Reading passage ::
○ ○ ○ ○ ○

The Best Lines from It’s Always Sunny in Philadelphia S13E07: “The Gang Does a Clip Show”

One of the best things about It’s Always Sunny In Philadelphia is how much they can create out of so little. This has never been a high budget show. It’s seldom been a show that ventures outside of the handful of its established sets. And yet, those episodes, even the ones confined specifically within the walls of Paddy’s Pub, often wind up ranking among the show’s best.

The show has been on a helluva run in this thirteenth season, and a lot of that has to with this aforementioned efficacy. The last three episodes in particular have been incredible, starting with The Gang tackling the #MeToo movement, all within the confines of a hotel conference room, followed by an episode of classic shenanigans that ends as absurdly and as dark as we’ve ever seen on this show, and culminating with last week’s politics-infused bottle episode. The streak continued this week with “The Gang Does a Clip Episode”, another bottle episode, this time featuring clips from the show’s past before things get weird and meta and inspired by Inception. Like last week, outside of said clips and flashbacks, the action largely takes place within the confines of the bar. Hell, all five characters barely move from their seats, and the episode even comes in a little shorter than usual. And yet, remarkably, the show and the episode’s writers (Dannah Phirman and Danielle Schneider, the duo who also wrote the Wade Boggs reboot episode earlier this season) still find ways to cram it full of great jokes, unexpected twists and things we’ve never seen from the show before.

“That’s what you do when you start getting old. You start reliving the glory days because you can’t think of anything new to do.”

Those words are uttered by Dennis at some point in the episode, which features the gang sitting around reliving their memories while they wait for their phones to update to the newest version of the software, so they can go back to ignoring each other. It’s obviously meant as a self-referential dig, as IASIP is archaic as far as modern shows – especially sitcoms – are concerned. But nothing could be further from the truth about this episode, since it finds something new, something unique to do with a sitcom format that’s been around for ages.

The meta clip show has been done in and of itself. Community did it a couple of times and shows like How I Met Your Mother and New Girl even baked it into their formulas, but I don’t think I can remember a show that took actual clips from its past and changed them in order to do an Inception-style “what reality is this” bit. The way they peppered in fake clips with the real ones was great. The way reality started to change around them was hilarious; people are already talking about Frank with hair and creepily long legs, but Charlie peaking into his own memories is possibly the funniest thing I’ve seen on TV in a while. Not to mention the word-for-word Seinfeld “The Contest” recreation, complete with two Jerrys. And the best part is that it ends implying that the show going forward is ostensibly taking place within Charlie’s mind (although you could have said that about the show for the past few years, to be honest).

This feels like the kind of episode people will either love or hate. It’s both a little too meta and a little too confined, but I thought the show found brilliant ways to elevate the shortcomings of the bottle/clip episode in perfectly IASIP ways, with perfectly IASIP gags and jokes.

○ ○ ○ ○ ○

Given instruction A :: Repeat the Always Sunny review word for word, between "This feels like" and "gags and jokes.", inclusive.
Given instruction B :: List every television show other than It's Always Sunny in Philadelphia that the Always Sunny review names.
The rows below come from a separate source.

○ ○ ○ ○ ○

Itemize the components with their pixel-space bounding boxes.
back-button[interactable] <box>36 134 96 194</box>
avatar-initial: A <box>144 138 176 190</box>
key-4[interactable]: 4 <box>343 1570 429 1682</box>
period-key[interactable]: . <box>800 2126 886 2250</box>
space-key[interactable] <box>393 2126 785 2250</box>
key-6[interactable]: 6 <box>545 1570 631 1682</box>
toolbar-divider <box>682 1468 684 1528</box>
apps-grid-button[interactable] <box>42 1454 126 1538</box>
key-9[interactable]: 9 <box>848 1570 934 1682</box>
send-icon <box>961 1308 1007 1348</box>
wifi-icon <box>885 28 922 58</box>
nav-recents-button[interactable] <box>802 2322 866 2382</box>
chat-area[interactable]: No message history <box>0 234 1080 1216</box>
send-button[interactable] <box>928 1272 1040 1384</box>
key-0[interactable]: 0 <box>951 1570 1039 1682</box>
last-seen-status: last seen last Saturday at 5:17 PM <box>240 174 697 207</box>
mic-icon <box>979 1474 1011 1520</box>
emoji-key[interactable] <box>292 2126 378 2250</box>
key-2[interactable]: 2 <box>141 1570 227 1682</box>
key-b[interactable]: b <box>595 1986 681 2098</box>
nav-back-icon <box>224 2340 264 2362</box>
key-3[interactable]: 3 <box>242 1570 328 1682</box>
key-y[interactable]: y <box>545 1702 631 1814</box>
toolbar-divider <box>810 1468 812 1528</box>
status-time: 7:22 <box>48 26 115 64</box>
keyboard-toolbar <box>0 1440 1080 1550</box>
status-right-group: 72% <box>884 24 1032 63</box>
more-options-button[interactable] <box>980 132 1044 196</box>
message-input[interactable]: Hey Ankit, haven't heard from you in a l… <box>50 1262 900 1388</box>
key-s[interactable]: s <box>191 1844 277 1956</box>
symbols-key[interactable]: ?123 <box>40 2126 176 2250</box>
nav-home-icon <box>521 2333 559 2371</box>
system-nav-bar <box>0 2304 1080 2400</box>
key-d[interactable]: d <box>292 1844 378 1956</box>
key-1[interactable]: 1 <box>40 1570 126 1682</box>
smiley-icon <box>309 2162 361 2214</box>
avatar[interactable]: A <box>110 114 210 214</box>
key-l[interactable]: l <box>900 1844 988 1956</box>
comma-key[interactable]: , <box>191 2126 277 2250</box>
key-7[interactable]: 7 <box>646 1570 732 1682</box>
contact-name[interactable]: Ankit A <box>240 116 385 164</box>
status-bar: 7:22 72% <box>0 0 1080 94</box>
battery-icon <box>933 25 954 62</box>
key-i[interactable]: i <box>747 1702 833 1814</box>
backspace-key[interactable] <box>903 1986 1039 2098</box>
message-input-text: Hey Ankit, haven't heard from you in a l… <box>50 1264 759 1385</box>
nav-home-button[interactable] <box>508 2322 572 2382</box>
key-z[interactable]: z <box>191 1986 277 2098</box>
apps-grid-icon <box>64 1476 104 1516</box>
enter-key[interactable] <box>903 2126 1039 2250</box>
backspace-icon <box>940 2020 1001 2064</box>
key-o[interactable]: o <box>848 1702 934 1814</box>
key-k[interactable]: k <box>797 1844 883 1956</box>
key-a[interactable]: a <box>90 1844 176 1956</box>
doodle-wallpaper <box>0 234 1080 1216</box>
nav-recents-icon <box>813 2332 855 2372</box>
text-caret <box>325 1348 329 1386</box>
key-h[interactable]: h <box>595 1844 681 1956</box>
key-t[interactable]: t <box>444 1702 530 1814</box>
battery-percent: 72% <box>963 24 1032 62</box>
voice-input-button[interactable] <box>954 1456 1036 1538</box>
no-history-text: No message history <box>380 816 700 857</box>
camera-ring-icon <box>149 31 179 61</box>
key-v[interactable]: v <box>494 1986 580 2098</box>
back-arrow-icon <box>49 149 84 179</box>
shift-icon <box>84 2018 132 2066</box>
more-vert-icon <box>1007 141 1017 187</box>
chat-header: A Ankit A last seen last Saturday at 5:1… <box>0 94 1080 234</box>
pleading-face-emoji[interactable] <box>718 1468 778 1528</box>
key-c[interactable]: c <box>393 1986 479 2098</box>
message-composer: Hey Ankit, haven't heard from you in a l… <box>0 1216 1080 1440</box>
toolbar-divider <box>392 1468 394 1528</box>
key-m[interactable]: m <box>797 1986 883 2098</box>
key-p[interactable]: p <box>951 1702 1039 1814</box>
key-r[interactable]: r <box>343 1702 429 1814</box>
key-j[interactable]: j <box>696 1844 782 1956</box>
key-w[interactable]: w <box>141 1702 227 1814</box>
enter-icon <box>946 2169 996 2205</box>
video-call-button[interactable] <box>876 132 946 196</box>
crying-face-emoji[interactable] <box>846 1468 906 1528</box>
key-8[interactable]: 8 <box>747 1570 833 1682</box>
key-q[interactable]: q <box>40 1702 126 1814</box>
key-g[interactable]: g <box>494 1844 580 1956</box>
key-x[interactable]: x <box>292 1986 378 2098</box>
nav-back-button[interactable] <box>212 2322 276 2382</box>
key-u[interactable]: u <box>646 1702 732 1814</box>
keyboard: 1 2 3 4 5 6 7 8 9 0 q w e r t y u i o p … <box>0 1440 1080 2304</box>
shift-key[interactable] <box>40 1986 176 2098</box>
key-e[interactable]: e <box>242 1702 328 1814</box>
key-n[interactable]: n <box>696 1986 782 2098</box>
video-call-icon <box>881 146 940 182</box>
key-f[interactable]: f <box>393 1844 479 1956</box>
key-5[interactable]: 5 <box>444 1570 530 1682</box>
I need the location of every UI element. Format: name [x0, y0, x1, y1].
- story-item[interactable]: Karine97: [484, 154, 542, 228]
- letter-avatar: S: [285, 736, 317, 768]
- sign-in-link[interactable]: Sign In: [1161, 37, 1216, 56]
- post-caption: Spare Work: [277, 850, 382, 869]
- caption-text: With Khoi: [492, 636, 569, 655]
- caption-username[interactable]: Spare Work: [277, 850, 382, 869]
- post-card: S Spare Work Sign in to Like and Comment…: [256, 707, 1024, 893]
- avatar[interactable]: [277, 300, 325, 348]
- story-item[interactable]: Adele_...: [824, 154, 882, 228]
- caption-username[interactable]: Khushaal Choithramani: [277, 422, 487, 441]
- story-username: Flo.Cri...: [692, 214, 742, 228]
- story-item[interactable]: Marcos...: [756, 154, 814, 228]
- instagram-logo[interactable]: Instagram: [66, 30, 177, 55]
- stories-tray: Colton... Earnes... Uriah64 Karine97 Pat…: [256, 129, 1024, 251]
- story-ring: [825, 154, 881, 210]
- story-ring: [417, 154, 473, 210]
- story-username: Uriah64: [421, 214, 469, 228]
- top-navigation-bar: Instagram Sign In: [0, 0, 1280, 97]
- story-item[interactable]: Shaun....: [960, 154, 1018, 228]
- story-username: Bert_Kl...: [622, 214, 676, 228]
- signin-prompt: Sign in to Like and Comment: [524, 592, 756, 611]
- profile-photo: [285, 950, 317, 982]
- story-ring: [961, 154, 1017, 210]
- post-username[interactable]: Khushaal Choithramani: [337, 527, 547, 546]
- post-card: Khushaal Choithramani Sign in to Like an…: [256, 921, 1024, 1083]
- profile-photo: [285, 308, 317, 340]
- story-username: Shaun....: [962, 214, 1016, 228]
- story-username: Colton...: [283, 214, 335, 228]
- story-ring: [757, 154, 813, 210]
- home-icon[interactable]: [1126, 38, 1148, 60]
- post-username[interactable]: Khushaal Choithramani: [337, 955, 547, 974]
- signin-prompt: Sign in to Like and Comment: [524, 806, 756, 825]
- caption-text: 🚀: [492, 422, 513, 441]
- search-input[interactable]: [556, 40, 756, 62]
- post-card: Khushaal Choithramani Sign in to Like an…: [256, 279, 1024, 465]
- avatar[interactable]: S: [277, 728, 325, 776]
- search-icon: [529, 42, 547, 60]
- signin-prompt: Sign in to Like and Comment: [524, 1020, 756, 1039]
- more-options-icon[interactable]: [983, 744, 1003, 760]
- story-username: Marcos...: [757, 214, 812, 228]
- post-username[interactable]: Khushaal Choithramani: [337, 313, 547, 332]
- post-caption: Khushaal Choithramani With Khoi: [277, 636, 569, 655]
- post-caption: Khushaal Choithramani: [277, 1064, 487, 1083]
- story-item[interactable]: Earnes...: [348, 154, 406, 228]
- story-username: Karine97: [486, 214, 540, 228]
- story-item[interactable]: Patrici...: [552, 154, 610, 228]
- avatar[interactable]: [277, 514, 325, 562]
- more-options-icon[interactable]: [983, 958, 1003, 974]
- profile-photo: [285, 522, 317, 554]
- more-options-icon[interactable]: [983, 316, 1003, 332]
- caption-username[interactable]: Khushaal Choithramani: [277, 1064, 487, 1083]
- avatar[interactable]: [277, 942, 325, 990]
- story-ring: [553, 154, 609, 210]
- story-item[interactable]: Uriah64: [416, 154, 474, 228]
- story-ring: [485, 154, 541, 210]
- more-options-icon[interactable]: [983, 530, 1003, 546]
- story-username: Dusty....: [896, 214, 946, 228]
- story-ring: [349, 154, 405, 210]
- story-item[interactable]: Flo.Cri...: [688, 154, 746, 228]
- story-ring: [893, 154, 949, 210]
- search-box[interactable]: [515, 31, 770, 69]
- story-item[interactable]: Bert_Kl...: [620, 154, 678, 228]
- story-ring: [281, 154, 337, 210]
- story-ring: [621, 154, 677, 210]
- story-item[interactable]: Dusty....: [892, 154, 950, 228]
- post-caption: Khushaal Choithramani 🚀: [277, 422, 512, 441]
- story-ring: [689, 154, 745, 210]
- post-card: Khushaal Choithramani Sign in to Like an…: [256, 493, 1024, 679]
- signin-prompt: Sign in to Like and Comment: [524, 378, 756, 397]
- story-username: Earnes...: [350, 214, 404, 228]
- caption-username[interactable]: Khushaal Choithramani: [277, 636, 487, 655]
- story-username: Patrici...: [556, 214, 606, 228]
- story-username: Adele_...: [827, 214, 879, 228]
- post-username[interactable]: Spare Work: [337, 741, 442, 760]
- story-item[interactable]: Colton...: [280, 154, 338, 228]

○ ○ ○ ○ ○

Exercise result A ::
This feels like the kind of episode people will either love or hate. It’s both a little too meta and a little too confined, but I thought the show found brilliant ways to elevate the shortcomings of the bottle/clip episode in perfectly IASIP ways, with perfectly IASIP gags and jokes.

Exercise result B :: Community, How I Met Your Mother, New Girl, Seinfeld